*Task requirements*: From the material below, list every line containing "Suglio".

[Figure collection entries]
------------------------------------------------

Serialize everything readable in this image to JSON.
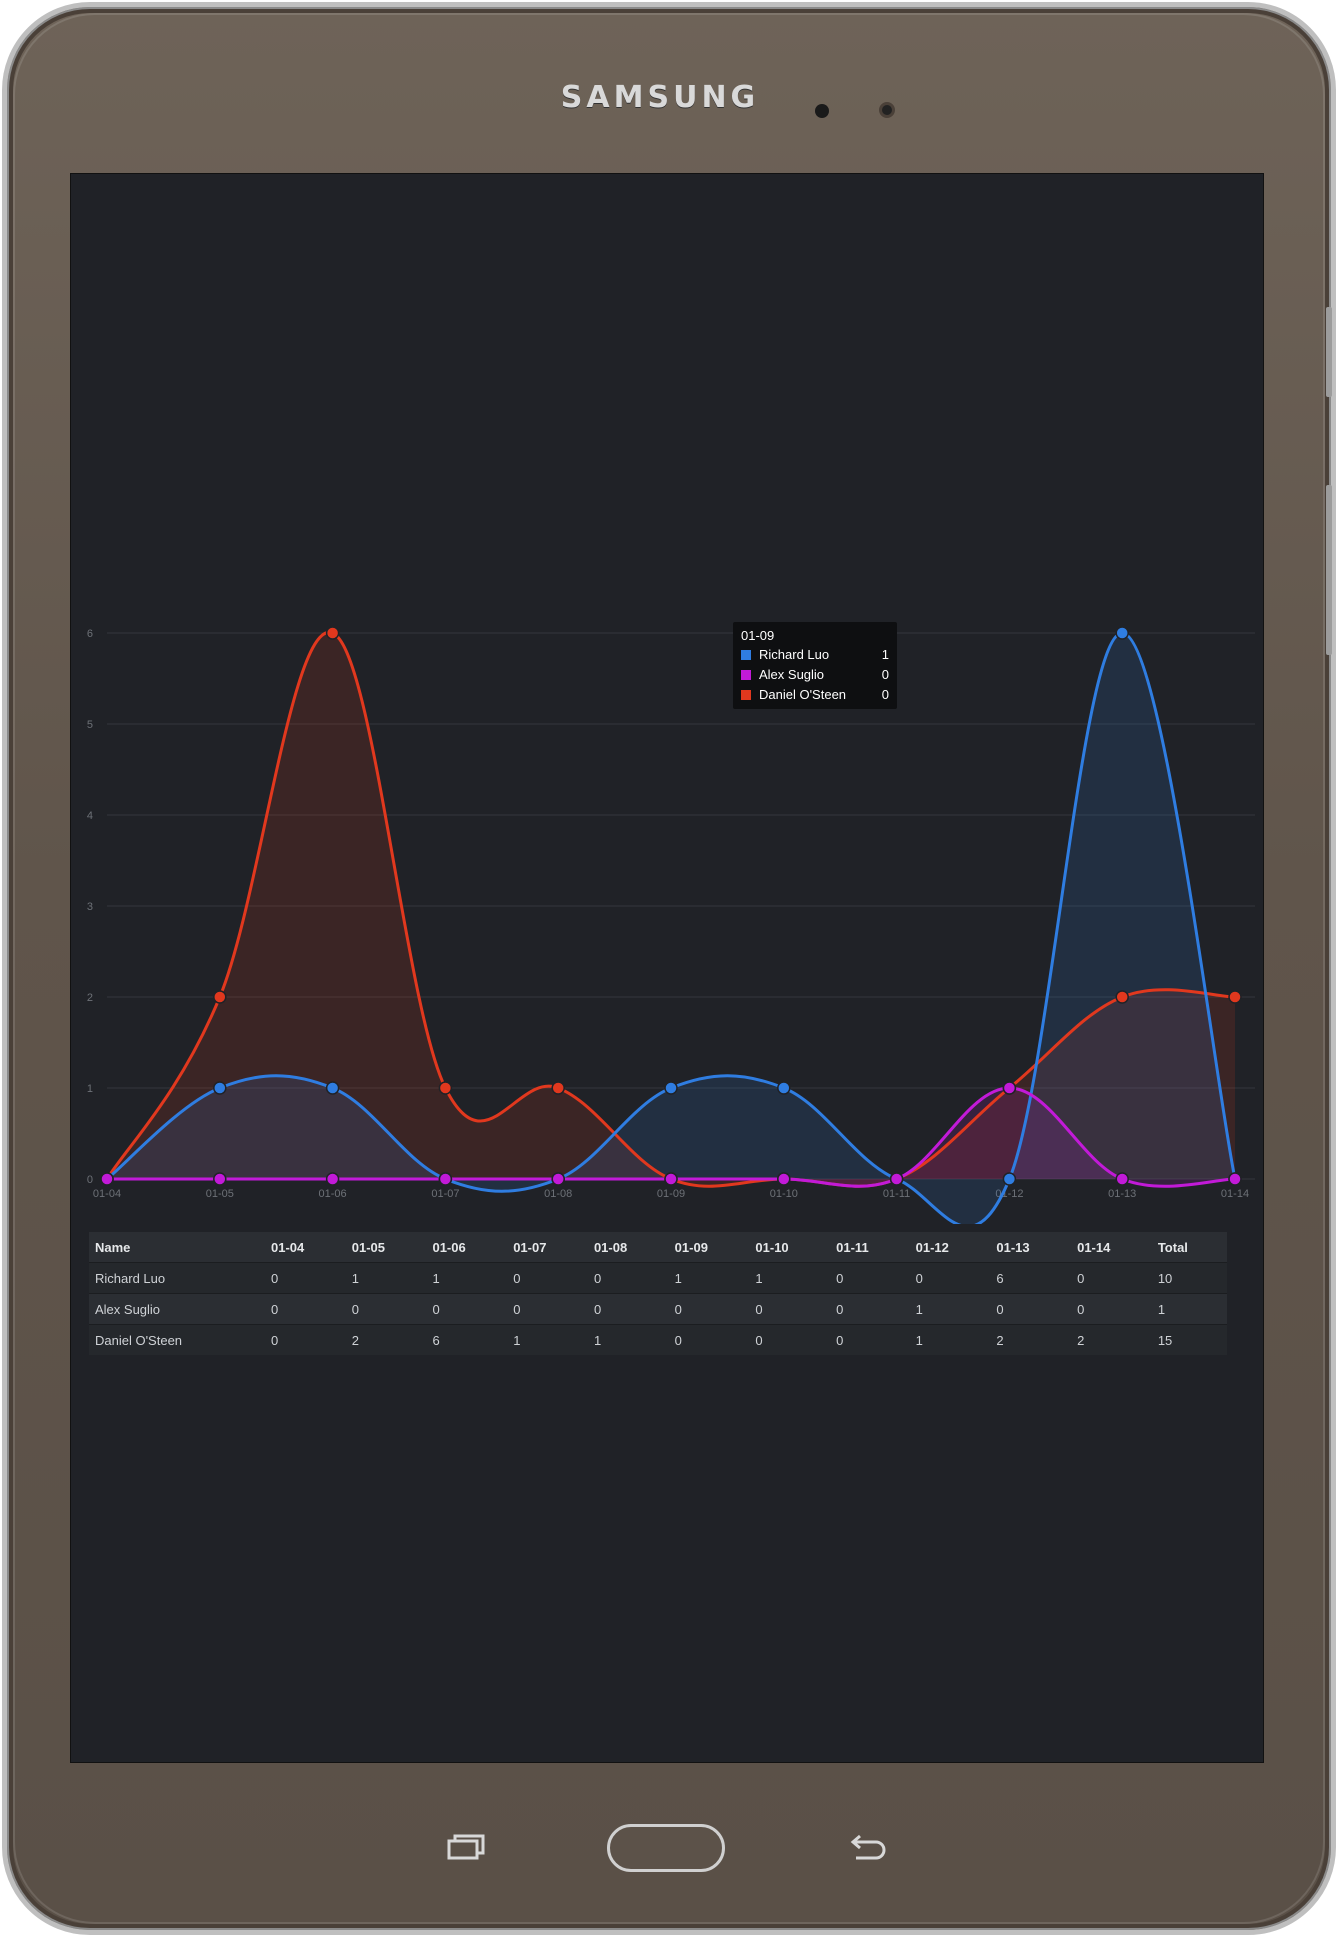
{
  "device": {
    "brand": "SAMSUNG"
  },
  "colors": {
    "richard": "#2f7de1",
    "alex": "#c21ad8",
    "daniel": "#e1381e",
    "background": "#202227",
    "grid": "#34373d"
  },
  "chart_data": {
    "type": "area",
    "x": [
      "01-04",
      "01-05",
      "01-06",
      "01-07",
      "01-08",
      "01-09",
      "01-10",
      "01-11",
      "01-12",
      "01-13",
      "01-14"
    ],
    "y_ticks": [
      "0",
      "1",
      "2",
      "3",
      "4",
      "5",
      "6"
    ],
    "ylim": [
      0,
      6
    ],
    "grid": true,
    "series": [
      {
        "name": "Richard Luo",
        "color": "#2f7de1",
        "values": [
          0,
          1,
          1,
          0,
          0,
          1,
          1,
          0,
          0,
          6,
          0
        ]
      },
      {
        "name": "Alex Suglio",
        "color": "#c21ad8",
        "values": [
          0,
          0,
          0,
          0,
          0,
          0,
          0,
          0,
          1,
          0,
          0
        ]
      },
      {
        "name": "Daniel O'Steen",
        "color": "#e1381e",
        "values": [
          0,
          2,
          6,
          1,
          1,
          0,
          0,
          0,
          1,
          2,
          2
        ]
      }
    ],
    "tooltip": {
      "title": "01-09",
      "rows": [
        {
          "name": "Richard Luo",
          "value": "1",
          "color": "#2f7de1"
        },
        {
          "name": "Alex Suglio",
          "value": "0",
          "color": "#c21ad8"
        },
        {
          "name": "Daniel O'Steen",
          "value": "0",
          "color": "#e1381e"
        }
      ]
    }
  },
  "table": {
    "headers": [
      "Name",
      "01-04",
      "01-05",
      "01-06",
      "01-07",
      "01-08",
      "01-09",
      "01-10",
      "01-11",
      "01-12",
      "01-13",
      "01-14",
      "Total"
    ],
    "rows": [
      [
        "Richard Luo",
        "0",
        "1",
        "1",
        "0",
        "0",
        "1",
        "1",
        "0",
        "0",
        "6",
        "0",
        "10"
      ],
      [
        "Alex Suglio",
        "0",
        "0",
        "0",
        "0",
        "0",
        "0",
        "0",
        "0",
        "1",
        "0",
        "0",
        "1"
      ],
      [
        "Daniel O'Steen",
        "0",
        "2",
        "6",
        "1",
        "1",
        "0",
        "0",
        "0",
        "1",
        "2",
        "2",
        "15"
      ]
    ]
  },
  "nav": {
    "recent_icon": "recent-apps-icon",
    "home_icon": "home-button",
    "back_icon": "back-arrow-icon"
  }
}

------------------------------------------------

*Completed task*:
        "name": "Alex Suglio",
          "name": "Alex Suglio",
        "Alex Suglio",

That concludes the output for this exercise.